## [Your instructions]
Your task is to print all of the data word for word.

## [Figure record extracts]

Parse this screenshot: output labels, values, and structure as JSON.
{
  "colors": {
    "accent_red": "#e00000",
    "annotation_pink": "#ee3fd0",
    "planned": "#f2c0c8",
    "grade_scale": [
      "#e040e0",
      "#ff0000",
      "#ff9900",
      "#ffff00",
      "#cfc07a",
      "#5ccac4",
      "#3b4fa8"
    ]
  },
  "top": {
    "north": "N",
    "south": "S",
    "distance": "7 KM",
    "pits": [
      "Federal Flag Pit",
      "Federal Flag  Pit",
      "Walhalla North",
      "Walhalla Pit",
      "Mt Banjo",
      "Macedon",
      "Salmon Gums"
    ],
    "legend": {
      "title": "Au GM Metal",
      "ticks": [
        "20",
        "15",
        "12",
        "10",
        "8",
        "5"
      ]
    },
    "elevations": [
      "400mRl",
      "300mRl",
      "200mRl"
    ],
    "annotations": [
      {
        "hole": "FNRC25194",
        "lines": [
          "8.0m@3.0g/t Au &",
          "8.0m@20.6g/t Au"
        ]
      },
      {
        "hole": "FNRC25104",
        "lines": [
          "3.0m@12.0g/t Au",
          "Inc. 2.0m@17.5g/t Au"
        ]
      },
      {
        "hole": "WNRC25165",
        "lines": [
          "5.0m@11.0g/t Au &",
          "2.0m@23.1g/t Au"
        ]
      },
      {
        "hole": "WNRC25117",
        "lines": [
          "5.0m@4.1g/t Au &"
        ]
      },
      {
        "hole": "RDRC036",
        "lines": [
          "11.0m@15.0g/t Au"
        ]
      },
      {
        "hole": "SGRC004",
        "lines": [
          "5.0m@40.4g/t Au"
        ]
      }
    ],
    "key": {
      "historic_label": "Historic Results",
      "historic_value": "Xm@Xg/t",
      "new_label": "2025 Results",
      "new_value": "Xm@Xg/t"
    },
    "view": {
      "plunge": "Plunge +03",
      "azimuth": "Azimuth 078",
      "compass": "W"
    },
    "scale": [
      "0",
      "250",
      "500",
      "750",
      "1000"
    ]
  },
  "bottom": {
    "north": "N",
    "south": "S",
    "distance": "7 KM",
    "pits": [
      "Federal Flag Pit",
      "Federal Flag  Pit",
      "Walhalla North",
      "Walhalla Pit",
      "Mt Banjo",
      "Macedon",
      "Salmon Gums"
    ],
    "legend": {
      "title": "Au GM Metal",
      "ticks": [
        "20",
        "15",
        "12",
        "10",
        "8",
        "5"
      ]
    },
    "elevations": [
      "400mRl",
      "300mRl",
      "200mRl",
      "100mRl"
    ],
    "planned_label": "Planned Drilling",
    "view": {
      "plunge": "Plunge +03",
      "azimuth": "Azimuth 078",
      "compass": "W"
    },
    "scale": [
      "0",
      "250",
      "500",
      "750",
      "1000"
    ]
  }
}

## [Exercise response]
Parse this screenshot: output labels, values, and structure as JSON.
{
  "colors": {
    "accent_red": "#e00000",
    "annotation_pink": "#ee3fd0",
    "planned": "#f2c0c8",
    "grade_scale": [
      "#e040e0",
      "#ff0000",
      "#ff9900",
      "#ffff00",
      "#cfc07a",
      "#5ccac4",
      "#3b4fa8"
    ]
  },
  "top": {
    "north": "N",
    "south": "S",
    "distance": "7 KM",
    "pits": [
      "Federal Flag Pit",
      "Federal Flag  Pit",
      "Walhalla North",
      "Walhalla Pit",
      "Mt Banjo",
      "Macedon",
      "Salmon Gums"
    ],
    "legend": {
      "title": "Au GM Metal",
      "ticks": [
        "20",
        "15",
        "12",
        "10",
        "8",
        "5"
      ]
    },
    "elevations": [
      "400mRl",
      "300mRl",
      "200mRl"
    ],
    "annotations": [
      {
        "hole": "FNRC25194",
        "lines": [
          "8.0m@3.0g/t Au &",
          "8.0m@20.6g/t Au"
        ]
      },
      {
        "hole": "FNRC25104",
        "lines": [
          "3.0m@12.0g/t Au",
          "Inc. 2.0m@17.5g/t Au"
        ]
      },
      {
        "hole": "WNRC25165",
        "lines": [
          "5.0m@11.0g/t Au &",
          "2.0m@23.1g/t Au"
        ]
      },
      {
        "hole": "WNRC25117",
        "lines": [
          "5.0m@4.1g/t Au &"
        ]
      },
      {
        "hole": "RDRC036",
        "lines": [
          "11.0m@15.0g/t Au"
        ]
      },
      {
        "hole": "SGRC004",
        "lines": [
          "5.0m@40.4g/t Au"
        ]
      }
    ],
    "key": {
      "historic_label": "Historic Results",
      "historic_value": "Xm@Xg/t",
      "new_label": "2025 Results",
      "new_value": "Xm@Xg/t"
    },
    "view": {
      "plunge": "Plunge +03",
      "azimuth": "Azimuth 078",
      "compass": "W"
    },
    "scale": [
      "0",
      "250",
      "500",
      "750",
      "1000"
    ]
  },
  "bottom": {
    "north": "N",
    "south": "S",
    "distance": "7 KM",
    "pits": [
      "Federal Flag Pit",
      "Federal Flag  Pit",
      "Walhalla North",
      "Walhalla Pit",
      "Mt Banjo",
      "Macedon",
      "Salmon Gums"
    ],
    "legend": {
      "title": "Au GM Metal",
      "ticks": [
        "20",
        "15",
        "12",
        "10",
        "8",
        "5"
      ]
    },
    "elevations": [
      "400mRl",
      "300mRl",
      "200mRl",
      "100mRl"
    ],
    "planned_label": "Planned Drilling",
    "view": {
      "plunge": "Plunge +03",
      "azimuth": "Azimuth 078",
      "compass": "W"
    },
    "scale": [
      "0",
      "250",
      "500",
      "750",
      "1000"
    ]
  }
}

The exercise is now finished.